**Do this**
Return the entries verbatim and drop every picture.

**Dataset content**
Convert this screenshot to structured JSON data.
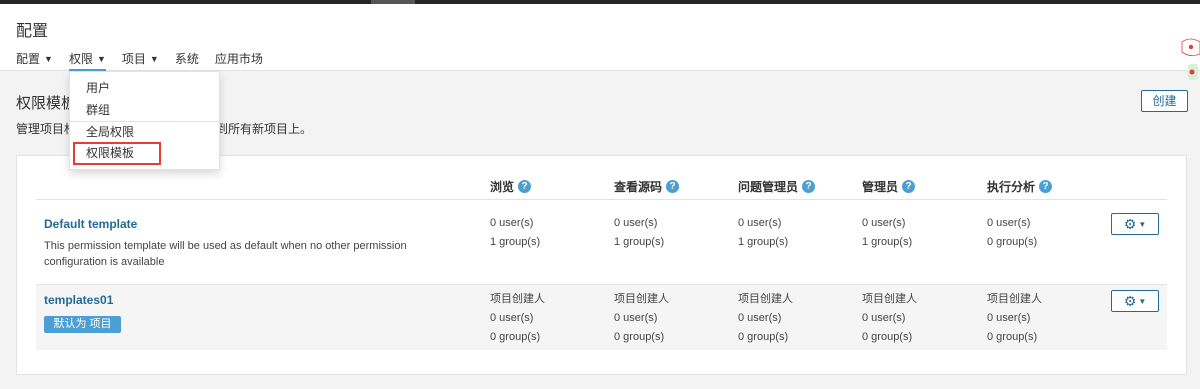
{
  "header": {
    "title": "配置",
    "nav": [
      {
        "label": "配置",
        "caret": true
      },
      {
        "label": "权限",
        "caret": true
      },
      {
        "label": "项目",
        "caret": true
      },
      {
        "label": "系统",
        "caret": false
      },
      {
        "label": "应用市场",
        "caret": false
      }
    ]
  },
  "dropdown": {
    "items": [
      "用户",
      "群组",
      "全局权限",
      "权限模板"
    ]
  },
  "section": {
    "title": "权限模板",
    "title_visible": "权限模板",
    "desc_left": "管理项目权",
    "desc_right": "到所有新项目上。",
    "create_label": "创建"
  },
  "columns": [
    "浏览",
    "查看源码",
    "问题管理员",
    "管理员",
    "执行分析"
  ],
  "templates": [
    {
      "name": "Default template",
      "description": "This permission template will be used as default when no other permission configuration is available",
      "badge": "",
      "cells": [
        [
          "0 user(s)",
          "1 group(s)"
        ],
        [
          "0 user(s)",
          "1 group(s)"
        ],
        [
          "0 user(s)",
          "1 group(s)"
        ],
        [
          "0 user(s)",
          "1 group(s)"
        ],
        [
          "0 user(s)",
          "0 group(s)"
        ]
      ]
    },
    {
      "name": "templates01",
      "description": "",
      "badge": "默认为 项目",
      "cells": [
        [
          "项目创建人",
          "0 user(s)",
          "0 group(s)"
        ],
        [
          "项目创建人",
          "0 user(s)",
          "0 group(s)"
        ],
        [
          "项目创建人",
          "0 user(s)",
          "0 group(s)"
        ],
        [
          "项目创建人",
          "0 user(s)",
          "0 group(s)"
        ],
        [
          "项目创建人",
          "0 user(s)",
          "0 group(s)"
        ]
      ]
    }
  ],
  "icons": {
    "help": "question-circle-icon",
    "gear": "gear-icon"
  },
  "colors": {
    "accent": "#4b9fd5",
    "link": "#236a97",
    "highlight_box": "#e53c3c"
  }
}
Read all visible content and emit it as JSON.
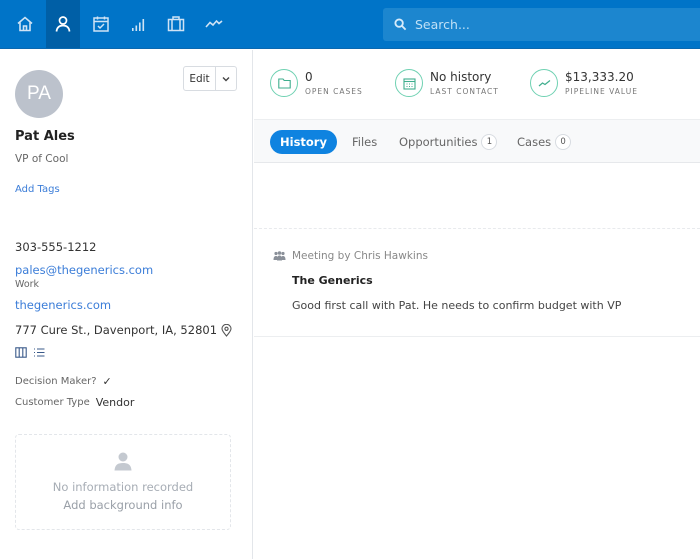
{
  "nav": {
    "items": [
      {
        "name": "home",
        "icon": "home-icon",
        "active": false
      },
      {
        "name": "contacts",
        "icon": "person-icon",
        "active": true
      },
      {
        "name": "calendar",
        "icon": "calendar-icon",
        "active": false
      },
      {
        "name": "reports",
        "icon": "bar-chart-icon",
        "active": false
      },
      {
        "name": "cases",
        "icon": "briefcase-icon",
        "active": false
      },
      {
        "name": "activity",
        "icon": "trend-line-icon",
        "active": false
      }
    ],
    "search_placeholder": "Search..."
  },
  "contact": {
    "initials": "PA",
    "name": "Pat Ales",
    "title": "VP of Cool",
    "add_tags": "Add Tags",
    "edit_label": "Edit",
    "phone": "303-555-1212",
    "email": "pales@thegenerics.com",
    "email_type": "Work",
    "website": "thegenerics.com",
    "address": "777 Cure St., Davenport, IA, 52801",
    "decision_maker_label": "Decision Maker?",
    "decision_maker_value": "✓",
    "customer_type_label": "Customer Type",
    "customer_type_value": "Vendor",
    "background": {
      "line1": "No information recorded",
      "line2": "Add background info"
    }
  },
  "stats": [
    {
      "value": "0",
      "label": "OPEN CASES",
      "icon": "folder-icon"
    },
    {
      "value": "No history",
      "label": "LAST CONTACT",
      "icon": "calendar-icon"
    },
    {
      "value": "$13,333.20",
      "label": "PIPELINE VALUE",
      "icon": "trend-line-icon"
    }
  ],
  "tabs": [
    {
      "label": "History",
      "active": true
    },
    {
      "label": "Files",
      "active": false
    },
    {
      "label": "Opportunities",
      "count": "1",
      "active": false
    },
    {
      "label": "Cases",
      "count": "0",
      "active": false
    }
  ],
  "colors": {
    "topbar": "#0074c8",
    "accent": "#0f83e0",
    "link": "#3b7dd8",
    "stat_ring": "#6fd1b2"
  },
  "history": [
    {
      "type": "Meeting by Chris Hawkins",
      "title": "The Generics",
      "body": "Good first call with Pat. He needs to confirm budget with VP"
    }
  ]
}
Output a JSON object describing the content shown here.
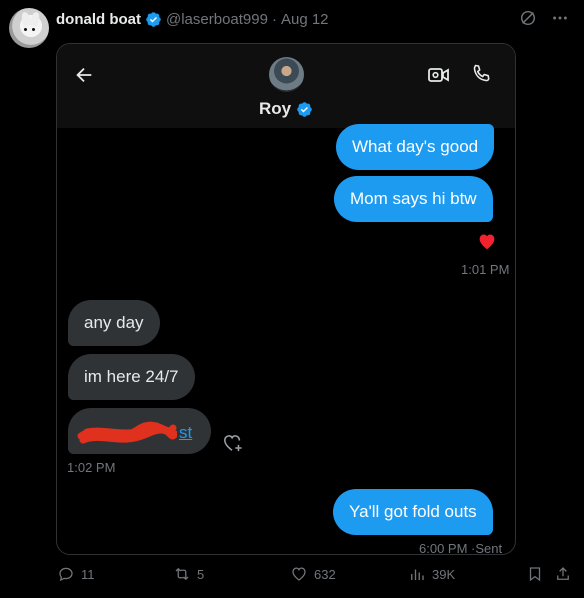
{
  "tweet": {
    "author_name": "donald boat",
    "handle": "@laserboat999",
    "separator": "·",
    "date": "Aug 12"
  },
  "dm": {
    "contact_name": "Roy",
    "messages": [
      {
        "text": "What day's good",
        "dir": "out"
      },
      {
        "text": "Mom says hi btw",
        "dir": "out"
      },
      {
        "text": "any day",
        "dir": "in"
      },
      {
        "text": "im here 24/7",
        "dir": "in"
      },
      {
        "text": "st",
        "dir": "in"
      },
      {
        "text": "Ya'll got fold outs",
        "dir": "out"
      }
    ],
    "timestamps": {
      "t1": "1:01 PM",
      "t2": "1:02 PM",
      "t3": "6:00 PM",
      "sent": "·Sent"
    },
    "reaction": "❤️"
  },
  "actions": {
    "replies": "11",
    "reposts": "5",
    "likes": "632",
    "views": "39K"
  },
  "colors": {
    "accent": "#1d9bf0",
    "incoming_bubble": "#2f3336",
    "muted": "#71767b"
  },
  "icons": [
    "verified-badge-icon",
    "grok-icon",
    "more-icon",
    "back-arrow-icon",
    "video-call-icon",
    "phone-icon",
    "add-reaction-icon",
    "reply-icon",
    "repost-icon",
    "like-icon",
    "views-icon",
    "bookmark-icon",
    "share-icon"
  ]
}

**Full output**
Convert this screenshot to structured JSON data.
{
  "header": {
    "title": "配置",
    "nav": [
      {
        "label": "配置",
        "caret": true
      },
      {
        "label": "权限",
        "caret": true
      },
      {
        "label": "项目",
        "caret": true
      },
      {
        "label": "系统",
        "caret": false
      },
      {
        "label": "应用市场",
        "caret": false
      }
    ]
  },
  "dropdown": {
    "items": [
      "用户",
      "群组",
      "全局权限",
      "权限模板"
    ]
  },
  "section": {
    "title": "权限模板",
    "title_visible": "权限模板",
    "desc_left": "管理项目权",
    "desc_right": "到所有新项目上。",
    "create_label": "创建"
  },
  "columns": [
    "浏览",
    "查看源码",
    "问题管理员",
    "管理员",
    "执行分析"
  ],
  "templates": [
    {
      "name": "Default template",
      "description": "This permission template will be used as default when no other permission configuration is available",
      "badge": "",
      "cells": [
        [
          "0 user(s)",
          "1 group(s)"
        ],
        [
          "0 user(s)",
          "1 group(s)"
        ],
        [
          "0 user(s)",
          "1 group(s)"
        ],
        [
          "0 user(s)",
          "1 group(s)"
        ],
        [
          "0 user(s)",
          "0 group(s)"
        ]
      ]
    },
    {
      "name": "templates01",
      "description": "",
      "badge": "默认为 项目",
      "cells": [
        [
          "项目创建人",
          "0 user(s)",
          "0 group(s)"
        ],
        [
          "项目创建人",
          "0 user(s)",
          "0 group(s)"
        ],
        [
          "项目创建人",
          "0 user(s)",
          "0 group(s)"
        ],
        [
          "项目创建人",
          "0 user(s)",
          "0 group(s)"
        ],
        [
          "项目创建人",
          "0 user(s)",
          "0 group(s)"
        ]
      ]
    }
  ],
  "icons": {
    "help": "question-circle-icon",
    "gear": "gear-icon"
  },
  "colors": {
    "accent": "#4b9fd5",
    "link": "#236a97",
    "highlight_box": "#e53c3c"
  }
}
Read all visible content and emit it as JSON.
{
  "nav": {
    "items": [
      {
        "name": "home",
        "icon": "home-icon",
        "active": false
      },
      {
        "name": "contacts",
        "icon": "person-icon",
        "active": true
      },
      {
        "name": "calendar",
        "icon": "calendar-icon",
        "active": false
      },
      {
        "name": "reports",
        "icon": "bar-chart-icon",
        "active": false
      },
      {
        "name": "cases",
        "icon": "briefcase-icon",
        "active": false
      },
      {
        "name": "activity",
        "icon": "trend-line-icon",
        "active": false
      }
    ],
    "search_placeholder": "Search..."
  },
  "contact": {
    "initials": "PA",
    "name": "Pat Ales",
    "title": "VP of Cool",
    "add_tags": "Add Tags",
    "edit_label": "Edit",
    "phone": "303-555-1212",
    "email": "pales@thegenerics.com",
    "email_type": "Work",
    "website": "thegenerics.com",
    "address": "777 Cure St., Davenport, IA, 52801",
    "decision_maker_label": "Decision Maker?",
    "decision_maker_value": "✓",
    "customer_type_label": "Customer Type",
    "customer_type_value": "Vendor",
    "background": {
      "line1": "No information recorded",
      "line2": "Add background info"
    }
  },
  "stats": [
    {
      "value": "0",
      "label": "OPEN CASES",
      "icon": "folder-icon"
    },
    {
      "value": "No history",
      "label": "LAST CONTACT",
      "icon": "calendar-icon"
    },
    {
      "value": "$13,333.20",
      "label": "PIPELINE VALUE",
      "icon": "trend-line-icon"
    }
  ],
  "tabs": [
    {
      "label": "History",
      "active": true
    },
    {
      "label": "Files",
      "active": false
    },
    {
      "label": "Opportunities",
      "count": "1",
      "active": false
    },
    {
      "label": "Cases",
      "count": "0",
      "active": false
    }
  ],
  "colors": {
    "topbar": "#0074c8",
    "accent": "#0f83e0",
    "link": "#3b7dd8",
    "stat_ring": "#6fd1b2"
  },
  "history": [
    {
      "type": "Meeting by Chris Hawkins",
      "title": "The Generics",
      "body": "Good first call with Pat. He needs to confirm budget with VP"
    }
  ]
}
Output a JSON object describing the content shown here.
{
  "tweet": {
    "author_name": "donald boat",
    "handle": "@laserboat999",
    "separator": "·",
    "date": "Aug 12"
  },
  "dm": {
    "contact_name": "Roy",
    "messages": [
      {
        "text": "What day's good",
        "dir": "out"
      },
      {
        "text": "Mom says hi btw",
        "dir": "out"
      },
      {
        "text": "any day",
        "dir": "in"
      },
      {
        "text": "im here 24/7",
        "dir": "in"
      },
      {
        "text": "st",
        "dir": "in"
      },
      {
        "text": "Ya'll got fold outs",
        "dir": "out"
      }
    ],
    "timestamps": {
      "t1": "1:01 PM",
      "t2": "1:02 PM",
      "t3": "6:00 PM",
      "sent": "·Sent"
    },
    "reaction": "❤️"
  },
  "actions": {
    "replies": "11",
    "reposts": "5",
    "likes": "632",
    "views": "39K"
  },
  "colors": {
    "accent": "#1d9bf0",
    "incoming_bubble": "#2f3336",
    "muted": "#71767b"
  },
  "icons": [
    "verified-badge-icon",
    "grok-icon",
    "more-icon",
    "back-arrow-icon",
    "video-call-icon",
    "phone-icon",
    "add-reaction-icon",
    "reply-icon",
    "repost-icon",
    "like-icon",
    "views-icon",
    "bookmark-icon",
    "share-icon"
  ]
}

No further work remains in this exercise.